## Figure collection entries
*****
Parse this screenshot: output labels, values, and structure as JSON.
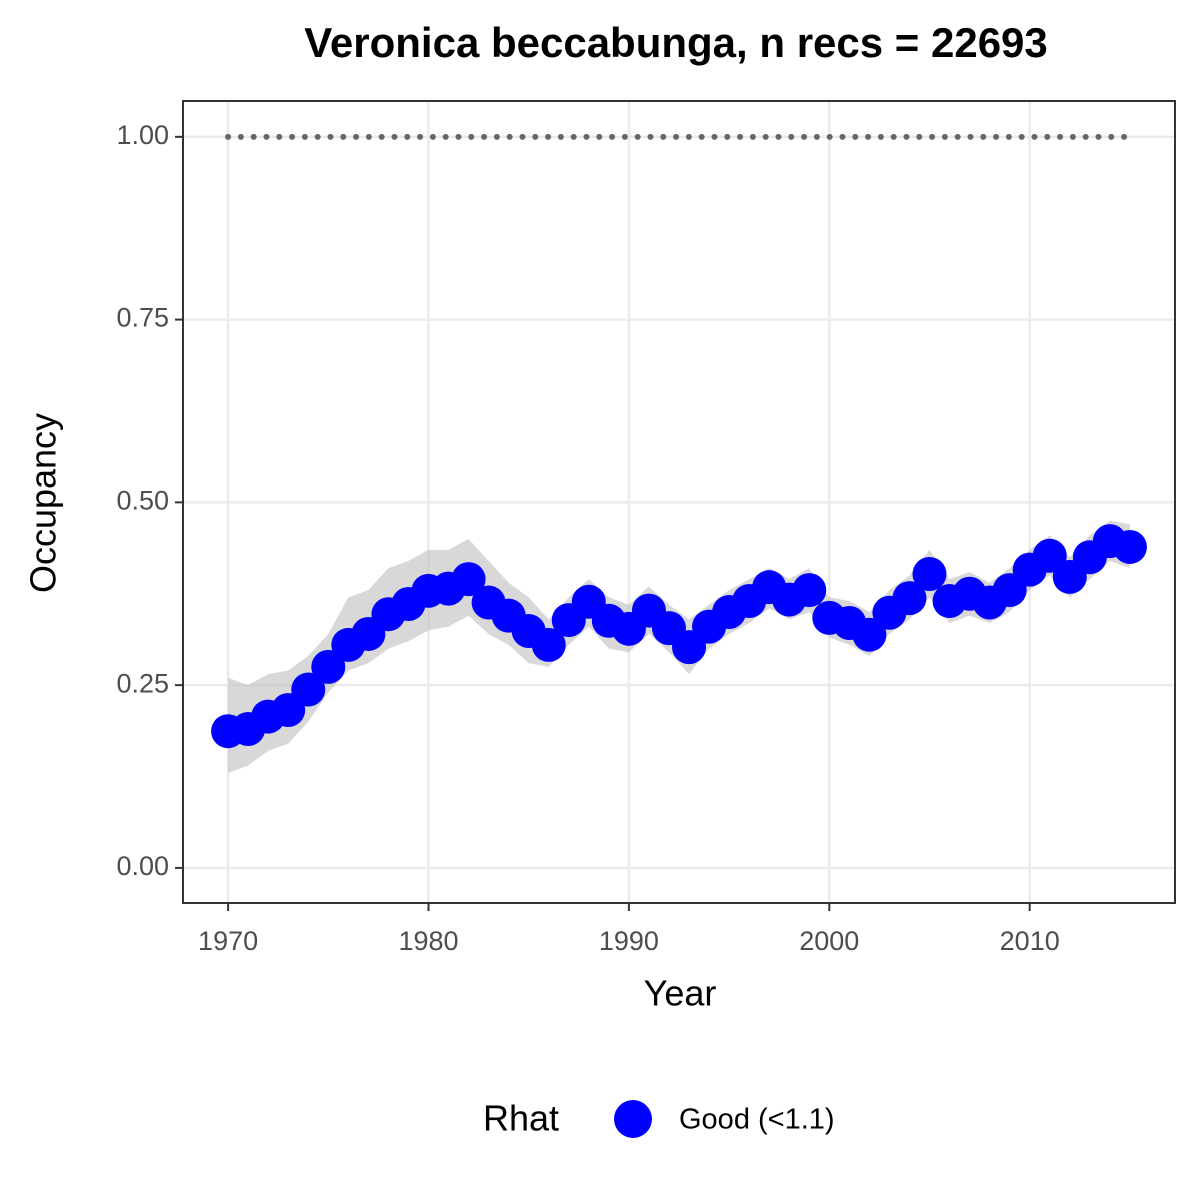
{
  "chart_data": {
    "type": "line",
    "title": "Veronica beccabunga, n recs = 22693",
    "x_label": "Year",
    "y_label": "Occupancy",
    "legend_title": "Rhat",
    "x": [
      1970,
      1971,
      1972,
      1973,
      1974,
      1975,
      1976,
      1977,
      1978,
      1979,
      1980,
      1981,
      1982,
      1983,
      1984,
      1985,
      1986,
      1987,
      1988,
      1989,
      1990,
      1991,
      1992,
      1993,
      1994,
      1995,
      1996,
      1997,
      1998,
      1999,
      2000,
      2001,
      2002,
      2003,
      2004,
      2005,
      2006,
      2007,
      2008,
      2009,
      2010,
      2011,
      2012,
      2013,
      2014,
      2015
    ],
    "series": [
      {
        "name": "Good (<1.1)",
        "color": "#0000ff",
        "values": [
          0.187,
          0.19,
          0.207,
          0.216,
          0.244,
          0.275,
          0.305,
          0.32,
          0.347,
          0.361,
          0.379,
          0.382,
          0.395,
          0.363,
          0.345,
          0.324,
          0.305,
          0.339,
          0.364,
          0.338,
          0.327,
          0.352,
          0.328,
          0.302,
          0.33,
          0.35,
          0.365,
          0.384,
          0.367,
          0.38,
          0.342,
          0.335,
          0.319,
          0.349,
          0.369,
          0.402,
          0.365,
          0.375,
          0.363,
          0.38,
          0.408,
          0.427,
          0.398,
          0.425,
          0.447,
          0.439
        ]
      }
    ],
    "band": {
      "color": "#bebebe",
      "lower": [
        0.13,
        0.14,
        0.16,
        0.17,
        0.2,
        0.24,
        0.27,
        0.28,
        0.3,
        0.31,
        0.325,
        0.33,
        0.345,
        0.32,
        0.305,
        0.28,
        0.275,
        0.305,
        0.33,
        0.3,
        0.295,
        0.32,
        0.295,
        0.265,
        0.3,
        0.32,
        0.335,
        0.355,
        0.34,
        0.35,
        0.315,
        0.305,
        0.29,
        0.32,
        0.34,
        0.37,
        0.335,
        0.345,
        0.335,
        0.35,
        0.38,
        0.4,
        0.37,
        0.395,
        0.42,
        0.41
      ],
      "upper": [
        0.26,
        0.25,
        0.265,
        0.27,
        0.29,
        0.32,
        0.37,
        0.38,
        0.41,
        0.42,
        0.435,
        0.435,
        0.45,
        0.42,
        0.39,
        0.37,
        0.34,
        0.37,
        0.395,
        0.37,
        0.36,
        0.385,
        0.36,
        0.34,
        0.36,
        0.38,
        0.395,
        0.41,
        0.395,
        0.41,
        0.37,
        0.365,
        0.35,
        0.38,
        0.4,
        0.435,
        0.395,
        0.405,
        0.39,
        0.41,
        0.435,
        0.455,
        0.425,
        0.455,
        0.475,
        0.47
      ]
    },
    "hline": {
      "value": 1,
      "color": "#666666"
    },
    "xlim": [
      1967.75,
      2017.25
    ],
    "ylim": [
      -0.048,
      1.049
    ],
    "xticks": [
      1970,
      1980,
      1990,
      2000,
      2010
    ],
    "yticks": [
      {
        "value": 0,
        "label": "0.00"
      },
      {
        "value": 0.25,
        "label": "0.25"
      },
      {
        "value": 0.5,
        "label": "0.50"
      },
      {
        "value": 0.75,
        "label": "0.75"
      },
      {
        "value": 1,
        "label": "1.00"
      }
    ],
    "grid": true,
    "legend_position": "bottom"
  }
}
*****
## WORK TO COMPLETE
Using the records above, retype everything exactly except the pictures.

## PROBLEM SOLUTION
Parse this screenshot: output labels, values, and structure as JSON.
{
  "chart_data": {
    "type": "line",
    "title": "Veronica beccabunga, n recs = 22693",
    "x_label": "Year",
    "y_label": "Occupancy",
    "legend_title": "Rhat",
    "x": [
      1970,
      1971,
      1972,
      1973,
      1974,
      1975,
      1976,
      1977,
      1978,
      1979,
      1980,
      1981,
      1982,
      1983,
      1984,
      1985,
      1986,
      1987,
      1988,
      1989,
      1990,
      1991,
      1992,
      1993,
      1994,
      1995,
      1996,
      1997,
      1998,
      1999,
      2000,
      2001,
      2002,
      2003,
      2004,
      2005,
      2006,
      2007,
      2008,
      2009,
      2010,
      2011,
      2012,
      2013,
      2014,
      2015
    ],
    "series": [
      {
        "name": "Good (<1.1)",
        "color": "#0000ff",
        "values": [
          0.187,
          0.19,
          0.207,
          0.216,
          0.244,
          0.275,
          0.305,
          0.32,
          0.347,
          0.361,
          0.379,
          0.382,
          0.395,
          0.363,
          0.345,
          0.324,
          0.305,
          0.339,
          0.364,
          0.338,
          0.327,
          0.352,
          0.328,
          0.302,
          0.33,
          0.35,
          0.365,
          0.384,
          0.367,
          0.38,
          0.342,
          0.335,
          0.319,
          0.349,
          0.369,
          0.402,
          0.365,
          0.375,
          0.363,
          0.38,
          0.408,
          0.427,
          0.398,
          0.425,
          0.447,
          0.439
        ]
      }
    ],
    "band": {
      "color": "#bebebe",
      "lower": [
        0.13,
        0.14,
        0.16,
        0.17,
        0.2,
        0.24,
        0.27,
        0.28,
        0.3,
        0.31,
        0.325,
        0.33,
        0.345,
        0.32,
        0.305,
        0.28,
        0.275,
        0.305,
        0.33,
        0.3,
        0.295,
        0.32,
        0.295,
        0.265,
        0.3,
        0.32,
        0.335,
        0.355,
        0.34,
        0.35,
        0.315,
        0.305,
        0.29,
        0.32,
        0.34,
        0.37,
        0.335,
        0.345,
        0.335,
        0.35,
        0.38,
        0.4,
        0.37,
        0.395,
        0.42,
        0.41
      ],
      "upper": [
        0.26,
        0.25,
        0.265,
        0.27,
        0.29,
        0.32,
        0.37,
        0.38,
        0.41,
        0.42,
        0.435,
        0.435,
        0.45,
        0.42,
        0.39,
        0.37,
        0.34,
        0.37,
        0.395,
        0.37,
        0.36,
        0.385,
        0.36,
        0.34,
        0.36,
        0.38,
        0.395,
        0.41,
        0.395,
        0.41,
        0.37,
        0.365,
        0.35,
        0.38,
        0.4,
        0.435,
        0.395,
        0.405,
        0.39,
        0.41,
        0.435,
        0.455,
        0.425,
        0.455,
        0.475,
        0.47
      ]
    },
    "hline": {
      "value": 1,
      "color": "#666666"
    },
    "xlim": [
      1967.75,
      2017.25
    ],
    "ylim": [
      -0.048,
      1.049
    ],
    "xticks": [
      1970,
      1980,
      1990,
      2000,
      2010
    ],
    "yticks": [
      {
        "value": 0,
        "label": "0.00"
      },
      {
        "value": 0.25,
        "label": "0.25"
      },
      {
        "value": 0.5,
        "label": "0.50"
      },
      {
        "value": 0.75,
        "label": "0.75"
      },
      {
        "value": 1,
        "label": "1.00"
      }
    ],
    "grid": true,
    "legend_position": "bottom"
  }
}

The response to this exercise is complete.